Short task: Scan the following material for the string "Stoxx" and copy each line in which it appears.

Material:
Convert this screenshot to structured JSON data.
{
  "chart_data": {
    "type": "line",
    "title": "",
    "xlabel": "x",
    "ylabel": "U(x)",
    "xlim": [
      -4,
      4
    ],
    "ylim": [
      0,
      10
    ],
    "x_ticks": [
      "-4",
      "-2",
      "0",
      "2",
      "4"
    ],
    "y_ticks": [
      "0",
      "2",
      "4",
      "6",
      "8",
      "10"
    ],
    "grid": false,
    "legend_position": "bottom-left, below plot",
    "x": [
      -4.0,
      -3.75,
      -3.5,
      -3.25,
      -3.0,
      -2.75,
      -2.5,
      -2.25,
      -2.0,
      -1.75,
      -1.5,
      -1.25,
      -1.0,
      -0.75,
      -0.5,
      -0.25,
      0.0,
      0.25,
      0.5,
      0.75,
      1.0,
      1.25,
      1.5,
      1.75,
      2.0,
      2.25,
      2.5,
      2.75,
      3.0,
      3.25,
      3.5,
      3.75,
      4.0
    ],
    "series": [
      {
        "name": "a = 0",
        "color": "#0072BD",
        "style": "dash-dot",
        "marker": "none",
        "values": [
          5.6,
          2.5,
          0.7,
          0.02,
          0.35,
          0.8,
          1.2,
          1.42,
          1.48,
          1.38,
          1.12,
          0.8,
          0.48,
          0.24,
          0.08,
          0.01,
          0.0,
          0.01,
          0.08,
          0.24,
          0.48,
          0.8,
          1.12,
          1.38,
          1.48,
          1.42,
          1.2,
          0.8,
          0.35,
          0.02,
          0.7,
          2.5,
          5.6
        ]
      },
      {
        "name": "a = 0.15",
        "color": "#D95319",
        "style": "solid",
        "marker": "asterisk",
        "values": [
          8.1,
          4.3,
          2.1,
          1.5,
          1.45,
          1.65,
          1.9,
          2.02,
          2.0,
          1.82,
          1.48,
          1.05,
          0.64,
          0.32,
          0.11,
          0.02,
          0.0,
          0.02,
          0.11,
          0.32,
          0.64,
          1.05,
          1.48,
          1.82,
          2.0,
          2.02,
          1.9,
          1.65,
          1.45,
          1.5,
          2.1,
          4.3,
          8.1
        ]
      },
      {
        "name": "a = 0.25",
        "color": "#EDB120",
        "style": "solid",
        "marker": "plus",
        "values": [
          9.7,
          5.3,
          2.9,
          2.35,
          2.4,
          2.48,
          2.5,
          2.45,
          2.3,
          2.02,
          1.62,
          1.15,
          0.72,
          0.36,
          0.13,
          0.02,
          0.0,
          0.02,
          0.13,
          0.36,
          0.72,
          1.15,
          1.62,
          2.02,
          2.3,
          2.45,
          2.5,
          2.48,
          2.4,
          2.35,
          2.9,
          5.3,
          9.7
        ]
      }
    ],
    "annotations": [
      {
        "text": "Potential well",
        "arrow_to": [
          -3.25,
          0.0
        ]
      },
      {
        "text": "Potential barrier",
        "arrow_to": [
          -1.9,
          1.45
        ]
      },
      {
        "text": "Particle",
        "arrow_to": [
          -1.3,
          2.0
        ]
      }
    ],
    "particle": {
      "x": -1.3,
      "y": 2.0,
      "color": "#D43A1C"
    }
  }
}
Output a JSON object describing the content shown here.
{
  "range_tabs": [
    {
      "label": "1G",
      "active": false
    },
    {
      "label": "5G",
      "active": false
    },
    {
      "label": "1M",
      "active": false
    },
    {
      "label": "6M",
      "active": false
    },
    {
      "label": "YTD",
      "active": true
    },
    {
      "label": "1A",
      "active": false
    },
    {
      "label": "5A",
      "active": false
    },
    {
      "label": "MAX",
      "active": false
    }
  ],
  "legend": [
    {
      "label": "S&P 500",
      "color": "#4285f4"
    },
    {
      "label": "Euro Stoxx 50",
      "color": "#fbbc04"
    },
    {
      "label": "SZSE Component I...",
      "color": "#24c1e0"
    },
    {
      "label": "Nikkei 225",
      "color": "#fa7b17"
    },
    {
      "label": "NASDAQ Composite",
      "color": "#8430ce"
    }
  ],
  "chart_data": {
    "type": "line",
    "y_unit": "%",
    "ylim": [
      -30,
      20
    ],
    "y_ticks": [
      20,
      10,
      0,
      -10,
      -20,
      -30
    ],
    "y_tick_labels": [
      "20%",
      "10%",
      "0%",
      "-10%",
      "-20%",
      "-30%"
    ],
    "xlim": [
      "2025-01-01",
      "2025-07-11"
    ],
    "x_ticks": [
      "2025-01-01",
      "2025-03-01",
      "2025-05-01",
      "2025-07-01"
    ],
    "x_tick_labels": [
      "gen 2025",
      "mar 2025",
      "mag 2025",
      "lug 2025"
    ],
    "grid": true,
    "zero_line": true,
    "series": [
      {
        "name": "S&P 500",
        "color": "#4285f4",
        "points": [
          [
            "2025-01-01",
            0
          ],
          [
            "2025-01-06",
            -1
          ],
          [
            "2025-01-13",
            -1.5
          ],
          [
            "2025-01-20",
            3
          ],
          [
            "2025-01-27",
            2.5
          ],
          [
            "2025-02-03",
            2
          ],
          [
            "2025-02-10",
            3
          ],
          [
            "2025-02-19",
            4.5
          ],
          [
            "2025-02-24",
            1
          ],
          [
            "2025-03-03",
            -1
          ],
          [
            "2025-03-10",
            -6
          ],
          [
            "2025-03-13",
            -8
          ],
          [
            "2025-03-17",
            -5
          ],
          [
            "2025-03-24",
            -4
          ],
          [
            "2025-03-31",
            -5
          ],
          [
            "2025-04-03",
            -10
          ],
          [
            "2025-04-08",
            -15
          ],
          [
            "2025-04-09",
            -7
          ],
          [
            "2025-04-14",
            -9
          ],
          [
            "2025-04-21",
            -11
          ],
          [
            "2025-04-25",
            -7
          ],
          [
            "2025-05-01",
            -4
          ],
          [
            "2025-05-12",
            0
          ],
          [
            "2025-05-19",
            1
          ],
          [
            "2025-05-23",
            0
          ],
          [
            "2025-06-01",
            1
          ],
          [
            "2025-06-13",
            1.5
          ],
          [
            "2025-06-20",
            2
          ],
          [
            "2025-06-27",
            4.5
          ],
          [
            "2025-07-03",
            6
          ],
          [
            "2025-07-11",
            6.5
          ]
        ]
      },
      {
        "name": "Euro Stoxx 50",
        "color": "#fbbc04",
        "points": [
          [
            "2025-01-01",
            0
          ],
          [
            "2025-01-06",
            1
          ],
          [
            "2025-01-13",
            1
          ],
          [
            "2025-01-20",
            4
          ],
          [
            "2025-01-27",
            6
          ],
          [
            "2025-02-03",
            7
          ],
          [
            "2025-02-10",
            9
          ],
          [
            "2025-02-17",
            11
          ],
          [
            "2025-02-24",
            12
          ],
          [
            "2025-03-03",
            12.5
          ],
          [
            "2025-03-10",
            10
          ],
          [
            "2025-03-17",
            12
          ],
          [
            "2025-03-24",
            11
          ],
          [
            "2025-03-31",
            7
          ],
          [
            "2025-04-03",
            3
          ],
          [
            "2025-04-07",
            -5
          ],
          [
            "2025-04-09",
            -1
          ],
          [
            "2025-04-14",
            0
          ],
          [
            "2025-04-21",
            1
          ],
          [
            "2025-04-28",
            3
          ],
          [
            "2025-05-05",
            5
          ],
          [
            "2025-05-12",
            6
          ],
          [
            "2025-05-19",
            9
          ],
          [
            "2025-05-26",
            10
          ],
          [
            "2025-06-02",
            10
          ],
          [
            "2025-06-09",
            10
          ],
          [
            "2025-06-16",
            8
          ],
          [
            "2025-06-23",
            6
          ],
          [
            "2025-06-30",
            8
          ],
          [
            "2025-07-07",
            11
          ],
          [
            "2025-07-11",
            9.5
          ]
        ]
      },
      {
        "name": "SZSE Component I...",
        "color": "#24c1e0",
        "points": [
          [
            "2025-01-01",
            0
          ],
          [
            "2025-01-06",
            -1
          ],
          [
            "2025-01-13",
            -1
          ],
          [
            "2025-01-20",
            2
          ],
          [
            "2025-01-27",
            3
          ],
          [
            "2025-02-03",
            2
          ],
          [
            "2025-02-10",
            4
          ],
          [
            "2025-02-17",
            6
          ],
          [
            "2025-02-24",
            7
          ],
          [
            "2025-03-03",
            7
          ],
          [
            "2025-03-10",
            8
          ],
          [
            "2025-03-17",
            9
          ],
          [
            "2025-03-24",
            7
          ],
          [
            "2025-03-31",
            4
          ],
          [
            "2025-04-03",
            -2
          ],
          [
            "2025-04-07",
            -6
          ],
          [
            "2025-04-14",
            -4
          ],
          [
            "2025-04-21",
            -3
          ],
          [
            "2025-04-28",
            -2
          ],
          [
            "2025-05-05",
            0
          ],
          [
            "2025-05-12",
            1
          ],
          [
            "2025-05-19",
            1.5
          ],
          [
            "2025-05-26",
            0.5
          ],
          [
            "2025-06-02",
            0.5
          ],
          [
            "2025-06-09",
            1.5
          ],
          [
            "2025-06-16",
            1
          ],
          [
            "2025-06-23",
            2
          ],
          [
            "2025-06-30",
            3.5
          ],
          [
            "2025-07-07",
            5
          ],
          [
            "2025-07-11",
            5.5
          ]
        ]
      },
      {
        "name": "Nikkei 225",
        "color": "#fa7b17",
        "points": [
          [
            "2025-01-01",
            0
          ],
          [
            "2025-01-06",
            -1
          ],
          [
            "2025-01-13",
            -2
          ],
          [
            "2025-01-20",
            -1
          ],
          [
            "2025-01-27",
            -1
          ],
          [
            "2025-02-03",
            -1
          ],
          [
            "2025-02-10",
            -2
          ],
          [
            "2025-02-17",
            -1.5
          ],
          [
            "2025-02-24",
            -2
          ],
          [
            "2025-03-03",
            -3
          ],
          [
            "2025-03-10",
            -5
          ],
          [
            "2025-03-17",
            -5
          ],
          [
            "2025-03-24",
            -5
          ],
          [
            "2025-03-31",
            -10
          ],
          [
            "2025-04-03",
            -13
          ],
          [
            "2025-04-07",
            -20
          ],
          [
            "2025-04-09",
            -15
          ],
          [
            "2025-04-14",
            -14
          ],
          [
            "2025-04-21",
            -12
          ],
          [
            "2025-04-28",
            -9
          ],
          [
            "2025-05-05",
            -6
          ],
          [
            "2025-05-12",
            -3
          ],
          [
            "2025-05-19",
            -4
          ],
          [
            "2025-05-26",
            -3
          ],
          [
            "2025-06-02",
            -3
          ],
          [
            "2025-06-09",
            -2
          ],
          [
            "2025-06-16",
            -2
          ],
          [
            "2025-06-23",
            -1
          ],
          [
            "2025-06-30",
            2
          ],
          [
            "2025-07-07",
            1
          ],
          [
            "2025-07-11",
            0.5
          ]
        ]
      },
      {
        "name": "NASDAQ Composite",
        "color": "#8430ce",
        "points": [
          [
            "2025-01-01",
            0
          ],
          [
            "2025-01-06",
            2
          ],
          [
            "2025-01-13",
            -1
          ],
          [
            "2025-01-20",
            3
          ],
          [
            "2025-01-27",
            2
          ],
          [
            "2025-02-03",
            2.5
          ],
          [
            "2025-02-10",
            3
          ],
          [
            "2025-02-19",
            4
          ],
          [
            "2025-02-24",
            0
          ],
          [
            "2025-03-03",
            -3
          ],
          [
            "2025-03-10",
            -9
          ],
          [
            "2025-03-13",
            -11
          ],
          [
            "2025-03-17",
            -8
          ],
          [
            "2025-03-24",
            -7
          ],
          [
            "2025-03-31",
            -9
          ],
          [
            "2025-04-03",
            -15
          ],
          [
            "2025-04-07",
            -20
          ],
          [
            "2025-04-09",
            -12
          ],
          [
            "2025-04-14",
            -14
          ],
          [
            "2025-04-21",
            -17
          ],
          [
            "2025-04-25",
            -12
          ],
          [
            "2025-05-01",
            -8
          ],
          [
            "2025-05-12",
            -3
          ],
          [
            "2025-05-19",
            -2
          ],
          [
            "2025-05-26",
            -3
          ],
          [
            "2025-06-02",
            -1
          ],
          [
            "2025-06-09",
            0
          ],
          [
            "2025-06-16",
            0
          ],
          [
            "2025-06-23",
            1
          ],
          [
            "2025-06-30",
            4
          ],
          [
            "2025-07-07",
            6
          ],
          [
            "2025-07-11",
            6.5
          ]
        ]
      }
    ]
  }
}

Written answer:
      "label": "Euro Stoxx 50",
        "name": "Euro Stoxx 50",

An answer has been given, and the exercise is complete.